◆ Records supplied

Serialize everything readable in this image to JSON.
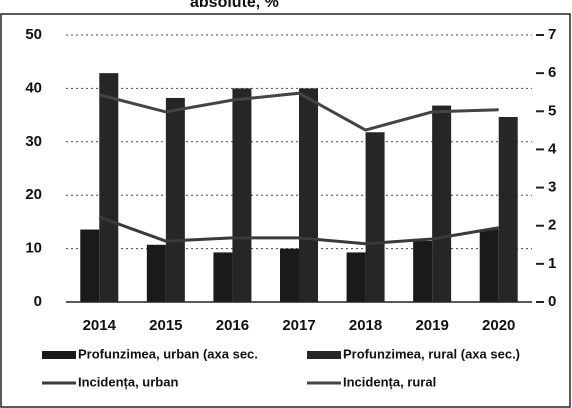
{
  "chart_data": {
    "type": "combo",
    "title": "absolute, %",
    "categories": [
      "2014",
      "2015",
      "2016",
      "2017",
      "2018",
      "2019",
      "2020"
    ],
    "ylim": [
      0,
      50
    ],
    "yticks": [
      0,
      10,
      20,
      30,
      40,
      50
    ],
    "y2lim": [
      0,
      7
    ],
    "y2ticks": [
      0,
      1,
      2,
      3,
      4,
      5,
      6,
      7
    ],
    "grid": true,
    "legend": "bottom",
    "series": [
      {
        "name": "Profunzimea, urban (axa sec.",
        "type": "bar",
        "axis": "y2",
        "color": "#1a1a1a",
        "values": [
          1.9,
          1.5,
          1.3,
          1.4,
          1.3,
          1.6,
          1.9
        ]
      },
      {
        "name": "Profunzimea, rural (axa sec.)",
        "type": "bar",
        "axis": "y2",
        "color": "#262626",
        "values": [
          6.0,
          5.35,
          5.6,
          5.6,
          4.45,
          5.15,
          4.85
        ]
      },
      {
        "name": "Incidența, urban",
        "type": "line",
        "color": "#3a3a3a",
        "values": [
          15.9,
          11.4,
          12.0,
          12.0,
          10.9,
          11.8,
          13.9
        ]
      },
      {
        "name": "Incidența, rural",
        "type": "line",
        "color": "#444444",
        "values": [
          38.8,
          35.6,
          37.8,
          39.1,
          32.2,
          35.6,
          36.0
        ]
      }
    ]
  }
}
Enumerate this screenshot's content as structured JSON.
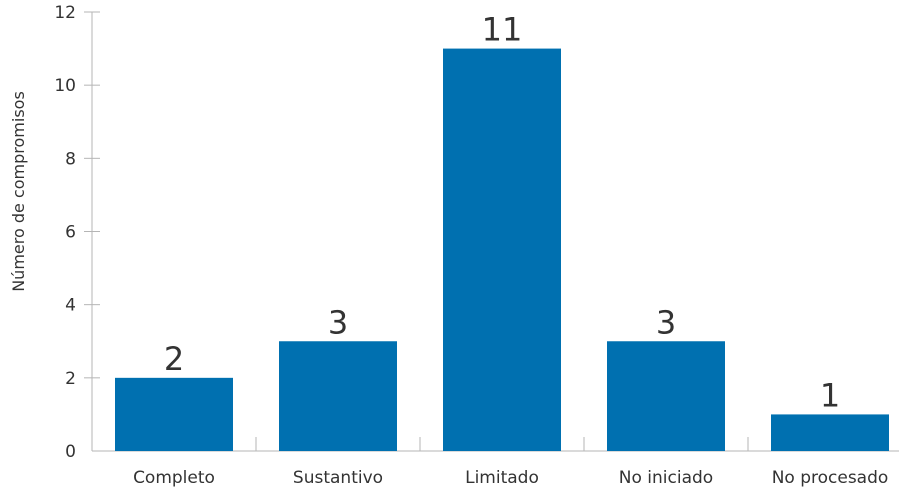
{
  "chart_data": {
    "type": "bar",
    "title": "",
    "xlabel": "",
    "ylabel": "Número de compromisos",
    "categories": [
      "Completo",
      "Sustantivo",
      "Limitado",
      "No iniciado",
      "No procesado"
    ],
    "values": [
      2,
      3,
      11,
      3,
      1
    ],
    "value_labels": [
      "2",
      "3",
      "11",
      "3",
      "1"
    ],
    "ylim": [
      0,
      12
    ],
    "yticks": [
      0,
      2,
      4,
      6,
      8,
      10,
      12
    ],
    "ytick_labels": [
      "0",
      "2",
      "4",
      "6",
      "8",
      "10",
      "12"
    ],
    "grid": false,
    "colors": {
      "bar": "#0070B0",
      "axis": "#b5b5b5",
      "text": "#333333"
    }
  }
}
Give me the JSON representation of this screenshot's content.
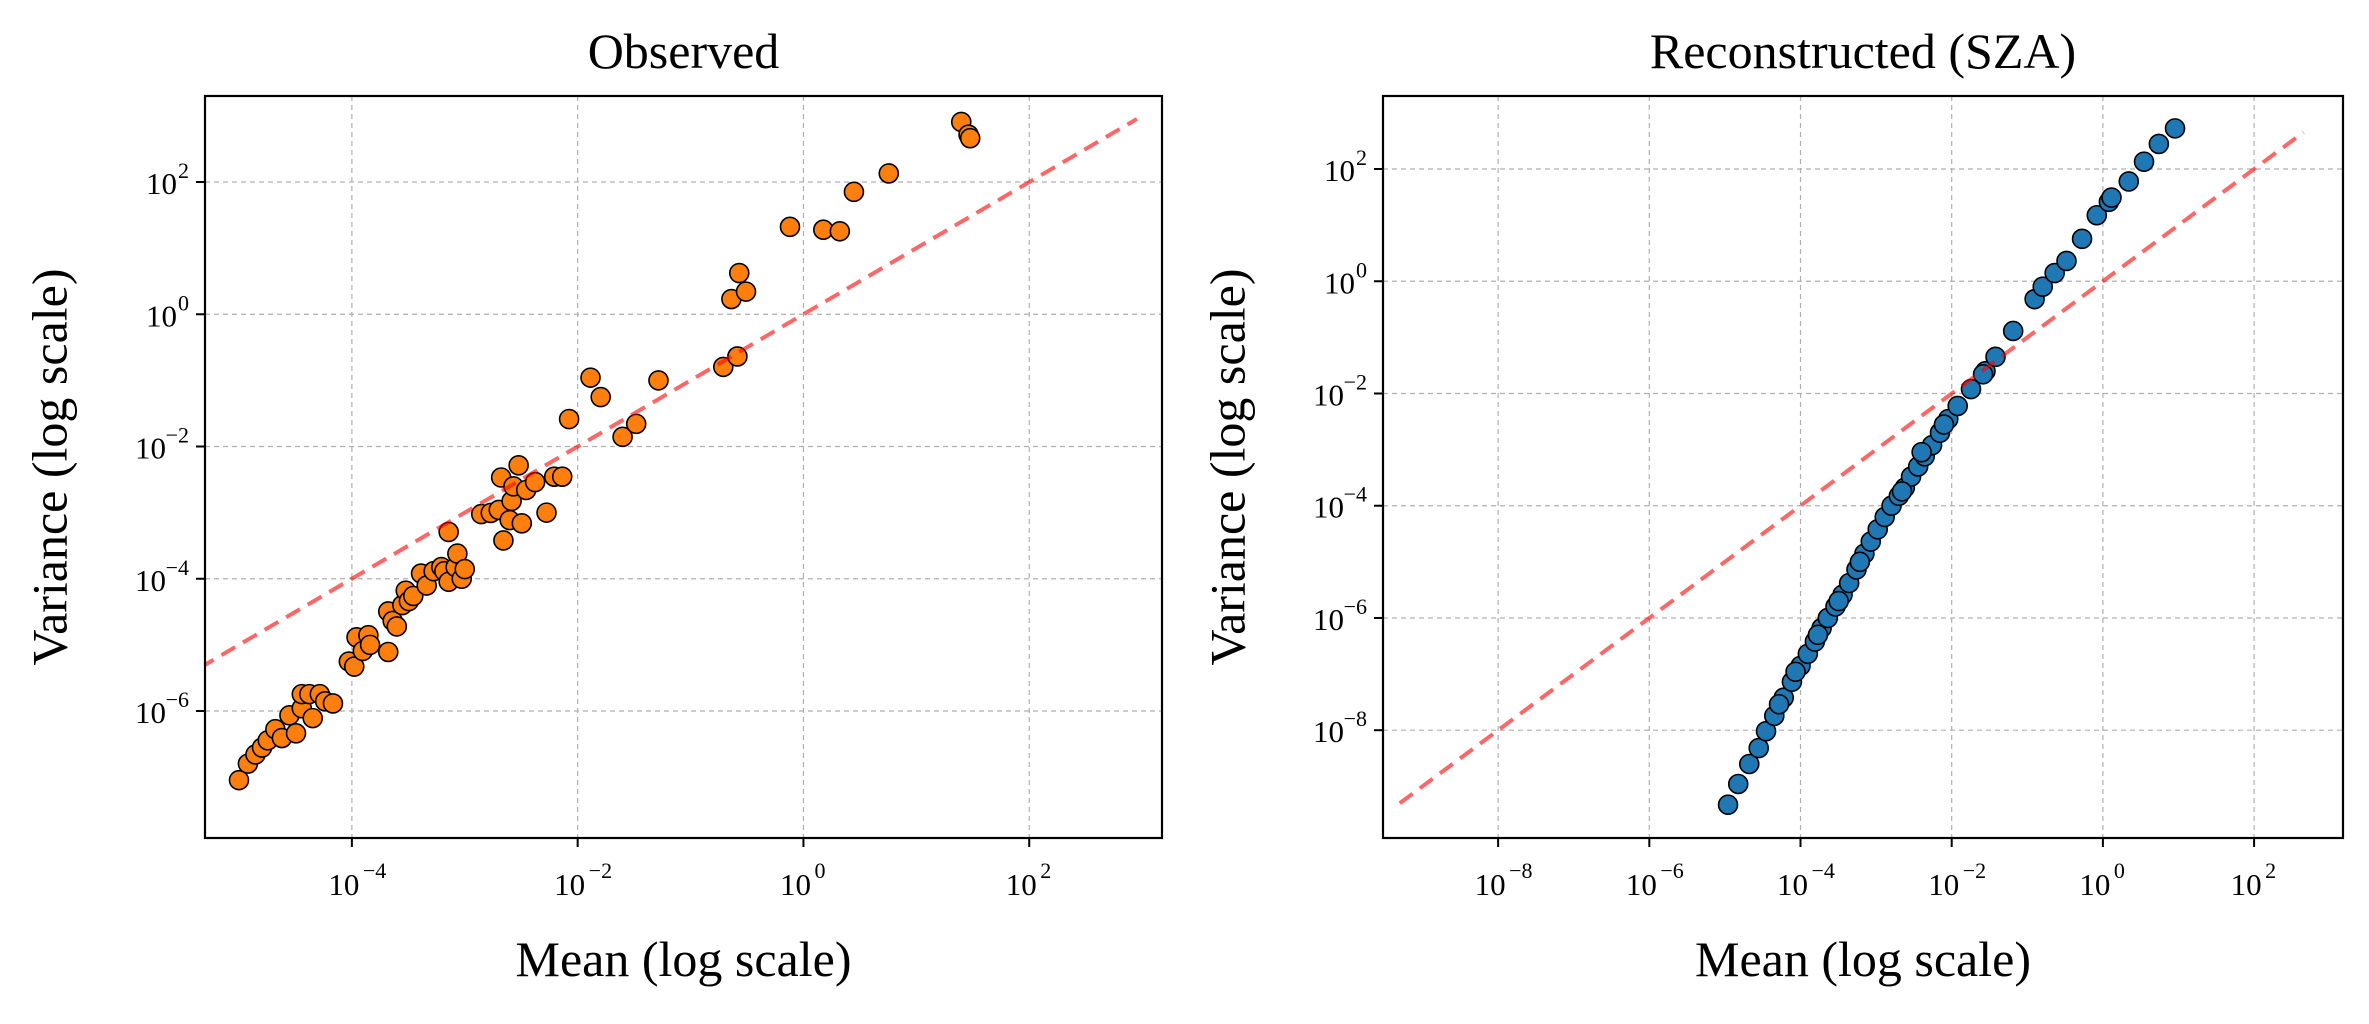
{
  "chart_data": [
    {
      "type": "scatter",
      "title": "Observed",
      "xlabel": "Mean (log scale)",
      "ylabel": "Variance (log scale)",
      "xscale": "log",
      "yscale": "log",
      "xlim": [
        5e-06,
        1500
      ],
      "ylim": [
        1.2e-08,
        2000
      ],
      "xticks": [
        -4,
        -2,
        0,
        2
      ],
      "yticks": [
        -6,
        -4,
        -2,
        0,
        2
      ],
      "grid": true,
      "marker_color": "#ff7f0e",
      "reference_line": {
        "type": "y=x",
        "x_range": [
          4.5e-06,
          900
        ],
        "color": "#ff0000"
      },
      "points": [
        [
          1e-05,
          9e-08
        ],
        [
          1.2e-05,
          1.6e-07
        ],
        [
          1.4e-05,
          2.2e-07
        ],
        [
          1.6e-05,
          2.8e-07
        ],
        [
          1.8e-05,
          3.6e-07
        ],
        [
          2.1e-05,
          5.3e-07
        ],
        [
          2.4e-05,
          3.9e-07
        ],
        [
          2.8e-05,
          8.6e-07
        ],
        [
          3.2e-05,
          4.6e-07
        ],
        [
          3.6e-05,
          1.1e-06
        ],
        [
          3.6e-05,
          1.8e-06
        ],
        [
          4.2e-05,
          1.8e-06
        ],
        [
          4.5e-05,
          7.8e-07
        ],
        [
          5.2e-05,
          1.8e-06
        ],
        [
          5.8e-05,
          1.4e-06
        ],
        [
          6.8e-05,
          1.3e-06
        ],
        [
          9.4e-05,
          5.6e-06
        ],
        [
          0.000105,
          4.7e-06
        ],
        [
          0.00011,
          1.3e-05
        ],
        [
          0.000125,
          8.1e-06
        ],
        [
          0.00014,
          1.4e-05
        ],
        [
          0.000145,
          1e-05
        ],
        [
          0.00021,
          3.2e-05
        ],
        [
          0.00021,
          7.8e-06
        ],
        [
          0.00023,
          2.3e-05
        ],
        [
          0.00025,
          1.9e-05
        ],
        [
          0.00028,
          4e-05
        ],
        [
          0.0003,
          6.6e-05
        ],
        [
          0.00032,
          4.6e-05
        ],
        [
          0.00035,
          5.5e-05
        ],
        [
          0.00041,
          0.00012
        ],
        [
          0.00046,
          7.9e-05
        ],
        [
          0.00053,
          0.00013
        ],
        [
          0.00062,
          0.00015
        ],
        [
          0.00066,
          0.00013
        ],
        [
          0.00072,
          0.00051
        ],
        [
          0.00072,
          9e-05
        ],
        [
          0.00083,
          0.00015
        ],
        [
          0.00086,
          0.00024
        ],
        [
          0.00094,
          0.0001
        ],
        [
          0.001,
          0.00014
        ],
        [
          0.0014,
          0.00095
        ],
        [
          0.0017,
          0.00099
        ],
        [
          0.002,
          0.0011
        ],
        [
          0.0021,
          0.0034
        ],
        [
          0.0022,
          0.00038
        ],
        [
          0.0025,
          0.00077
        ],
        [
          0.0026,
          0.0015
        ],
        [
          0.0027,
          0.0025
        ],
        [
          0.003,
          0.0052
        ],
        [
          0.0032,
          0.00069
        ],
        [
          0.0035,
          0.0022
        ],
        [
          0.0042,
          0.0029
        ],
        [
          0.0053,
          0.001
        ],
        [
          0.0062,
          0.0035
        ],
        [
          0.0073,
          0.0035
        ],
        [
          0.0084,
          0.026
        ],
        [
          0.013,
          0.11
        ],
        [
          0.016,
          0.056
        ],
        [
          0.025,
          0.014
        ],
        [
          0.033,
          0.022
        ],
        [
          0.052,
          0.1
        ],
        [
          0.195,
          0.16
        ],
        [
          0.23,
          1.7
        ],
        [
          0.26,
          0.23
        ],
        [
          0.27,
          4.2
        ],
        [
          0.31,
          2.2
        ],
        [
          0.76,
          21.0
        ],
        [
          1.5,
          19.0
        ],
        [
          2.1,
          18.0
        ],
        [
          2.8,
          71.0
        ],
        [
          5.7,
          135.0
        ],
        [
          25,
          810.0
        ],
        [
          29,
          520.0
        ],
        [
          30,
          460.0
        ]
      ]
    },
    {
      "type": "scatter",
      "title": "Reconstructed (SZA)",
      "xlabel": "Mean (log scale)",
      "ylabel": "Variance (log scale)",
      "xscale": "log",
      "yscale": "log",
      "xlim": [
        3e-10,
        1500
      ],
      "ylim": [
        1.2e-10,
        2000
      ],
      "xticks": [
        -8,
        -6,
        -4,
        -2,
        0,
        2
      ],
      "yticks": [
        -8,
        -6,
        -4,
        -2,
        0,
        2
      ],
      "grid": true,
      "marker_color": "#1f77b4",
      "reference_line": {
        "type": "y=x",
        "x_range": [
          5e-10,
          450
        ],
        "color": "#ff0000"
      },
      "points": [
        [
          1.1e-05,
          4.7e-10
        ],
        [
          1.5e-05,
          1.1e-09
        ],
        [
          2.1e-05,
          2.5e-09
        ],
        [
          2.8e-05,
          4.8e-09
        ],
        [
          3.5e-05,
          9.6e-09
        ],
        [
          4.5e-05,
          1.8e-08
        ],
        [
          6e-05,
          3.8e-08
        ],
        [
          7.7e-05,
          7.3e-08
        ],
        [
          0.0001,
          1.4e-07
        ],
        [
          0.000125,
          2.3e-07
        ],
        [
          0.000155,
          3.8e-07
        ],
        [
          0.00019,
          6.6e-07
        ],
        [
          0.00023,
          1e-06
        ],
        [
          0.00029,
          1.6e-06
        ],
        [
          0.00036,
          2.6e-06
        ],
        [
          0.00044,
          4.2e-06
        ],
        [
          0.00055,
          7.3e-06
        ],
        [
          0.0007,
          1.4e-05
        ],
        [
          0.00085,
          2.3e-05
        ],
        [
          0.00105,
          3.8e-05
        ],
        [
          0.0013,
          6.3e-05
        ],
        [
          0.0016,
          0.0001
        ],
        [
          0.002,
          0.00015
        ],
        [
          0.0024,
          0.00021
        ],
        [
          0.0029,
          0.00033
        ],
        [
          0.0036,
          0.0005
        ],
        [
          0.0044,
          0.00076
        ],
        [
          0.0055,
          0.0012
        ],
        [
          0.007,
          0.002
        ],
        [
          0.009,
          0.0035
        ],
        [
          0.012,
          0.006
        ],
        [
          0.018,
          0.012
        ],
        [
          0.028,
          0.025
        ],
        [
          0.038,
          0.045
        ],
        [
          0.065,
          0.13
        ],
        [
          0.125,
          0.48
        ],
        [
          0.16,
          0.8
        ],
        [
          0.23,
          1.4
        ],
        [
          0.33,
          2.3
        ],
        [
          0.53,
          5.7
        ],
        [
          0.83,
          15.0
        ],
        [
          1.2,
          26.0
        ],
        [
          2.2,
          60.0
        ],
        [
          3.5,
          135.0
        ],
        [
          5.5,
          280.0
        ],
        [
          9.0,
          530.0
        ],
        [
          1.3,
          31.0
        ],
        [
          0.026,
          0.022
        ],
        [
          0.0079,
          0.0028
        ],
        [
          0.004,
          0.0009
        ],
        [
          0.0022,
          0.00018
        ],
        [
          0.00061,
          1e-05
        ],
        [
          0.00032,
          2e-06
        ],
        [
          0.00017,
          5e-07
        ],
        [
          8.6e-05,
          1.1e-07
        ],
        [
          5.2e-05,
          2.9e-08
        ]
      ]
    }
  ]
}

◆ Task directions
Search the records above for "this". Copy each line where it is found.

◆ Written reply
Serialize everything readable in this image to JSON.
Enumerate this screenshot's content as structured JSON.
Give me the JSON representation of this screenshot's content.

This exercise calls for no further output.